EXERCISE INSTRUCTIONS: Pick out each line containing the string "selected" and copy it.

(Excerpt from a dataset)
┌──
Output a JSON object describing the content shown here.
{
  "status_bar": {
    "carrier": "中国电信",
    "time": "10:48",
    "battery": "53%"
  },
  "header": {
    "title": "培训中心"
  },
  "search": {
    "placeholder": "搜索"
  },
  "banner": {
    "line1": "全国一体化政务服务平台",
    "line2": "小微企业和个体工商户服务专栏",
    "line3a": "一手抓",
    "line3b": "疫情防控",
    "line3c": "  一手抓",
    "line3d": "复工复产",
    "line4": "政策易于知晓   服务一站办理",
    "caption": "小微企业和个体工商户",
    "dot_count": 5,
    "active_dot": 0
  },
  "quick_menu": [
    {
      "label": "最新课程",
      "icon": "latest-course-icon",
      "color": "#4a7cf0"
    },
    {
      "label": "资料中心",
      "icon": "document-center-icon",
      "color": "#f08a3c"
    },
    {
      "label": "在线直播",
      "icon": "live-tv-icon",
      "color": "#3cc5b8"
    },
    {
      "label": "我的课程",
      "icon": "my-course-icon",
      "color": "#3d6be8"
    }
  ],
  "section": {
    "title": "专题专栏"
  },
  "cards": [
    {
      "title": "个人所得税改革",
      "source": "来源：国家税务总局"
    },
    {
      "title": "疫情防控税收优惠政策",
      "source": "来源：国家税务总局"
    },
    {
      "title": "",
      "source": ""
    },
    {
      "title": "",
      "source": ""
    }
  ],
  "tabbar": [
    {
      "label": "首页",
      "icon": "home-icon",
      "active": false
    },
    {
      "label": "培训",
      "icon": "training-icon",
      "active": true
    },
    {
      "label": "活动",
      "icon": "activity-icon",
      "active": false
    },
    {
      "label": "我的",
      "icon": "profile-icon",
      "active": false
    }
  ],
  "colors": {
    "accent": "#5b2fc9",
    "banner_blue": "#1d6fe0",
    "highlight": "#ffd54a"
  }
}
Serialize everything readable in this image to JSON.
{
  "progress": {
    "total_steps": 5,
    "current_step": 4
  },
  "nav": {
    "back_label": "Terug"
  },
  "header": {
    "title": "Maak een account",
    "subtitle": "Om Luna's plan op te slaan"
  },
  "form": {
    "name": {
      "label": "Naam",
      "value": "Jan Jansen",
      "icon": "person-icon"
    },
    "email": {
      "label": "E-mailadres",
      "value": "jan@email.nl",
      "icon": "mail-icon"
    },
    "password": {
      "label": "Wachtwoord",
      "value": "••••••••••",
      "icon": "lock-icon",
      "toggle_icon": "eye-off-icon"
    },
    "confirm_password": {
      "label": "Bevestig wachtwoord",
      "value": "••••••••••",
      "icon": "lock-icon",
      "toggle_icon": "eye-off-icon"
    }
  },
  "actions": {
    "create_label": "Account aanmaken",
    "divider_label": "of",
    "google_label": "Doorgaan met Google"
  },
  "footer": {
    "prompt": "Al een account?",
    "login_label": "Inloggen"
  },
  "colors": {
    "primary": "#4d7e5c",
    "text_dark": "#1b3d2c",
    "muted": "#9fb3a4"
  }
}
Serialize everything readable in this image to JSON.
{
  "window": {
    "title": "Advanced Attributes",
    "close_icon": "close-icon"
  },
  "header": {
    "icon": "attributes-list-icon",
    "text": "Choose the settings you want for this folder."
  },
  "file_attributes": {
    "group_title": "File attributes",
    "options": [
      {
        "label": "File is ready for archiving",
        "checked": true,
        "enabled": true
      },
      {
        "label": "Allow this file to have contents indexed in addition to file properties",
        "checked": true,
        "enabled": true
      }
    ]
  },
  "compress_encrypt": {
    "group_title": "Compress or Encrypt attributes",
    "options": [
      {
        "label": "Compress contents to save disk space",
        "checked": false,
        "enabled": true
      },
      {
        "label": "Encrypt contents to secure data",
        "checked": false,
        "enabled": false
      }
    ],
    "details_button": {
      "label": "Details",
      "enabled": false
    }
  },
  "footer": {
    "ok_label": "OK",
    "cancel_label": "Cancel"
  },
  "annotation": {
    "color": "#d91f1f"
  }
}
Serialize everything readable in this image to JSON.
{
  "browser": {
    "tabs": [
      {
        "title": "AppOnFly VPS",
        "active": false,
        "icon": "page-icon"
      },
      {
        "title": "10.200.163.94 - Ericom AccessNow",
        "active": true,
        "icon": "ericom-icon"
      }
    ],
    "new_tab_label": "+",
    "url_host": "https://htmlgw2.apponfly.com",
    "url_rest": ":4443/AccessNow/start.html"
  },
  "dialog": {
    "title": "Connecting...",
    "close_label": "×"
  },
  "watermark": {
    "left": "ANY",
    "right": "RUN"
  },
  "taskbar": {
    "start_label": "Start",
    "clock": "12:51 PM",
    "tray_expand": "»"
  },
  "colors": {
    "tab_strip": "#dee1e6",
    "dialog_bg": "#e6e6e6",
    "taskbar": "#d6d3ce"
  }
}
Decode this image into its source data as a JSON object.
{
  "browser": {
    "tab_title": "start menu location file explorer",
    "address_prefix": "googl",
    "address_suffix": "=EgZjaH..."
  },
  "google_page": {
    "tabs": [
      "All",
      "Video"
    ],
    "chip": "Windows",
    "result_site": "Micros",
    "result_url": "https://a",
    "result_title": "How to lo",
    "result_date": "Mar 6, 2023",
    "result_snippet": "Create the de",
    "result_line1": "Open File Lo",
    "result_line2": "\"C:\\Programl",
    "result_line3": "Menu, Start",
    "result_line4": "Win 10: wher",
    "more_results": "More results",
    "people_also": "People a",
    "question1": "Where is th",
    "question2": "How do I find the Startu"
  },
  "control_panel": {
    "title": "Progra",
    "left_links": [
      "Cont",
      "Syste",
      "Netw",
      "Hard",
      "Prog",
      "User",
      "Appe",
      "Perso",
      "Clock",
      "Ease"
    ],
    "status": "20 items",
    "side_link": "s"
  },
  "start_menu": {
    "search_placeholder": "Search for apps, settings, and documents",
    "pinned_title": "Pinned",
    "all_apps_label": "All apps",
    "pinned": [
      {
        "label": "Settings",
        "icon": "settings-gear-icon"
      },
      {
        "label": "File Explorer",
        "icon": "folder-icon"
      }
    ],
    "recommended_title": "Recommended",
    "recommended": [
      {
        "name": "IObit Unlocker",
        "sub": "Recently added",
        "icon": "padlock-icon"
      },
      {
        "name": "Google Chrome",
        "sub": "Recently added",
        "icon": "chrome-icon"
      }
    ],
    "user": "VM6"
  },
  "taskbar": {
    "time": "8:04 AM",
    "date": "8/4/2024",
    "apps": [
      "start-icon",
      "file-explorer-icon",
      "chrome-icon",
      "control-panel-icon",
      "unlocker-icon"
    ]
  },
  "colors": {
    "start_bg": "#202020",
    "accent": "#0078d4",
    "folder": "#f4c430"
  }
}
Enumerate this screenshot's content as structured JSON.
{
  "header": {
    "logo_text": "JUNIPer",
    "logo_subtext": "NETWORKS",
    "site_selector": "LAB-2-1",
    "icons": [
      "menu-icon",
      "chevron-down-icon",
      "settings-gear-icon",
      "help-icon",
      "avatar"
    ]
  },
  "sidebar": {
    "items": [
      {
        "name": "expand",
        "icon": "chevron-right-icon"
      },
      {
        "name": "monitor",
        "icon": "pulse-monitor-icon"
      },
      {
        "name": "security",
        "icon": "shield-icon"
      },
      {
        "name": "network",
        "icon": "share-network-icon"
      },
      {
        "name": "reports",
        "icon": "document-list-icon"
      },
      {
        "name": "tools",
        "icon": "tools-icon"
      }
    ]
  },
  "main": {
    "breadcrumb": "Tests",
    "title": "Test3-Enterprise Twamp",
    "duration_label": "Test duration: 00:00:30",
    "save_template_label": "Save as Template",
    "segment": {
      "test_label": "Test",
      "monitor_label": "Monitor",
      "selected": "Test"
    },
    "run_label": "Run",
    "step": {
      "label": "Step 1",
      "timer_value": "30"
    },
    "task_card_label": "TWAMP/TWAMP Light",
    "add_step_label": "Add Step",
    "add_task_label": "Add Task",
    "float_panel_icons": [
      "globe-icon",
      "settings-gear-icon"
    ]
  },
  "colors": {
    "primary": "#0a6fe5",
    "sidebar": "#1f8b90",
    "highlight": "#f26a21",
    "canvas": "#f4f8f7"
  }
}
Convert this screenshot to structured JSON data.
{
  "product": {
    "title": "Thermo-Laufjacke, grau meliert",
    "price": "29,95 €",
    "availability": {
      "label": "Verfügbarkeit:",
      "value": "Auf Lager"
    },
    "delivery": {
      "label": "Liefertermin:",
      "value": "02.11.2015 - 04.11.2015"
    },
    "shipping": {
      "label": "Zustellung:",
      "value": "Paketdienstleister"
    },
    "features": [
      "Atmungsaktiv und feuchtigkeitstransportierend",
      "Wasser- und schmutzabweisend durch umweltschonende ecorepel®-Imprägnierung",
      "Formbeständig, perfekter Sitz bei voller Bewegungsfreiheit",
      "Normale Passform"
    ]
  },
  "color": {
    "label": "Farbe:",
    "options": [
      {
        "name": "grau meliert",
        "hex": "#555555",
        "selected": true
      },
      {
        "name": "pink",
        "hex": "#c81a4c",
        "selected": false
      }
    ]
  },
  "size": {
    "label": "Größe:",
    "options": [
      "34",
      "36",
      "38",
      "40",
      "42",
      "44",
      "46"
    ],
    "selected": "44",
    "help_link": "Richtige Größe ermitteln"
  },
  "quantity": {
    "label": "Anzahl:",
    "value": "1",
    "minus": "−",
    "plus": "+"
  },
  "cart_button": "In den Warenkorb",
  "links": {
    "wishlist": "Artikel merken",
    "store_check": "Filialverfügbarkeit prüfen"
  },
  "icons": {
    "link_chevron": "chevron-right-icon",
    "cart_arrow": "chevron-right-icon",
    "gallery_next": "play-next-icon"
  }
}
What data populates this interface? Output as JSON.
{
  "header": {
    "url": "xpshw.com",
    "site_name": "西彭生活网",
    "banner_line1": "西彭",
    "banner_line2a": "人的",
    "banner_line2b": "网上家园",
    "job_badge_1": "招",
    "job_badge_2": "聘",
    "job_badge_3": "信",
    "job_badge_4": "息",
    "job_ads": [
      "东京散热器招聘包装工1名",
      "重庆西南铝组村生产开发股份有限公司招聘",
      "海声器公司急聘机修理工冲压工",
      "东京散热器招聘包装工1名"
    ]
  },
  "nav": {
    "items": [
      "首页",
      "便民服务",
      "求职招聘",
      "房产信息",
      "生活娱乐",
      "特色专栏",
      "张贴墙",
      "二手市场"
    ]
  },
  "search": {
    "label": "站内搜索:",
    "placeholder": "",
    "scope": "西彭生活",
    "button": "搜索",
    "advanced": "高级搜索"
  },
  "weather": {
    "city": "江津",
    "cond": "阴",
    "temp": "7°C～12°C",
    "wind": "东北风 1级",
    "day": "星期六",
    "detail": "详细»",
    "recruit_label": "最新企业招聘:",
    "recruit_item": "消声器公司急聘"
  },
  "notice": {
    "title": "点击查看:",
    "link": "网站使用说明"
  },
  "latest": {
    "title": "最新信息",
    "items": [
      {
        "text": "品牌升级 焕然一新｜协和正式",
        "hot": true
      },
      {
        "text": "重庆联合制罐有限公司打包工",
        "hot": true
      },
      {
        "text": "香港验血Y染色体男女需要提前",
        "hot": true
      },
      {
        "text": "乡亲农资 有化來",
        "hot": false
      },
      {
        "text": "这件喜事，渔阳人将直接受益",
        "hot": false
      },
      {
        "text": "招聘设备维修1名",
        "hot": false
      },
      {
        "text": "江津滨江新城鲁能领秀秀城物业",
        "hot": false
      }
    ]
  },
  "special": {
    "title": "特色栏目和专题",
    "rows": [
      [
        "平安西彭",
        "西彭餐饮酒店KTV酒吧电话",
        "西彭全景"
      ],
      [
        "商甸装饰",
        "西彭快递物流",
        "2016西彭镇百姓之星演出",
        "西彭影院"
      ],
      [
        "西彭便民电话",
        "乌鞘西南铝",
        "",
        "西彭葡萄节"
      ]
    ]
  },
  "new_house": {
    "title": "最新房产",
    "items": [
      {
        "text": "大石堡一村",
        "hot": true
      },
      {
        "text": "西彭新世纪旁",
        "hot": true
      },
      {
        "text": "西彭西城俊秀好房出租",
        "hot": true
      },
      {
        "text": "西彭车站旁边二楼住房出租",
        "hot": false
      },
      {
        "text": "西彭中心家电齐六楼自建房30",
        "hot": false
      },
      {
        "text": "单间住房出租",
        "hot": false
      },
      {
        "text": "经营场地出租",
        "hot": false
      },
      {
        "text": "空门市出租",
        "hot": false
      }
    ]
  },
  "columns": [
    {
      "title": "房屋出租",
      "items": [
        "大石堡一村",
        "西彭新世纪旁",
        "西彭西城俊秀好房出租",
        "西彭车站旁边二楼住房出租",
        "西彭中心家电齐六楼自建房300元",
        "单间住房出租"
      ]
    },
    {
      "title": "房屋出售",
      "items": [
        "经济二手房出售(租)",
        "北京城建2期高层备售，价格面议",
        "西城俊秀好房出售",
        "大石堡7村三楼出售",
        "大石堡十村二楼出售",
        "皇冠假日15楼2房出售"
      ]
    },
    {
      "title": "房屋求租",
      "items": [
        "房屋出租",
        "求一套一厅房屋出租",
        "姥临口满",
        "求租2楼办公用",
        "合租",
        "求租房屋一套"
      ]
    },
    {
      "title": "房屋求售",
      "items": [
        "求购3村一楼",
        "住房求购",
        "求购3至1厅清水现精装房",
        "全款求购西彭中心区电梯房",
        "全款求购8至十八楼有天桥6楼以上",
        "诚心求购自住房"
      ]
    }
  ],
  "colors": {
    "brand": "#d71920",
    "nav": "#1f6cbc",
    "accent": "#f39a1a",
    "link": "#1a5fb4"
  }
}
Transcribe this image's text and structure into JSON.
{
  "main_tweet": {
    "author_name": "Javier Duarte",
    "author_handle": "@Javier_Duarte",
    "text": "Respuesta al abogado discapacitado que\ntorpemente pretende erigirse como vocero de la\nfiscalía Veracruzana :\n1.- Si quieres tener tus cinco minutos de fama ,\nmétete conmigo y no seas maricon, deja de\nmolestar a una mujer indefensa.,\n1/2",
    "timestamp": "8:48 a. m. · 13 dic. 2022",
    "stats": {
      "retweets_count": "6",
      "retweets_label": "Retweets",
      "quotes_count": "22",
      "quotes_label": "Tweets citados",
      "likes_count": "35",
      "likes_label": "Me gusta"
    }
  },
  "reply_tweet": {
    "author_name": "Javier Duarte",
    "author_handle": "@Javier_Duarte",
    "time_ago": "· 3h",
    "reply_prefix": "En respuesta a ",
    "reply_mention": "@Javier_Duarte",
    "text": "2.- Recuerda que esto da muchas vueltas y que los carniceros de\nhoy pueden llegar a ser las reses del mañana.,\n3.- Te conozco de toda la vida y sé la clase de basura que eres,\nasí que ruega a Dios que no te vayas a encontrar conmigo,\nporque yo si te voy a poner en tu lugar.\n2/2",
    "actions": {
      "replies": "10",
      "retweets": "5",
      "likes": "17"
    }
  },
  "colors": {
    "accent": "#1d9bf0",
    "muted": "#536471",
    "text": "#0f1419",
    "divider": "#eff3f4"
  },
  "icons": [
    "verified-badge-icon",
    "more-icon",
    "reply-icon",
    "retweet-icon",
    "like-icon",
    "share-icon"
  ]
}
└──
WRITTEN RESPONSE:
      "selected": "Test"
        "selected": true
        "selected": false
    "selected": "44",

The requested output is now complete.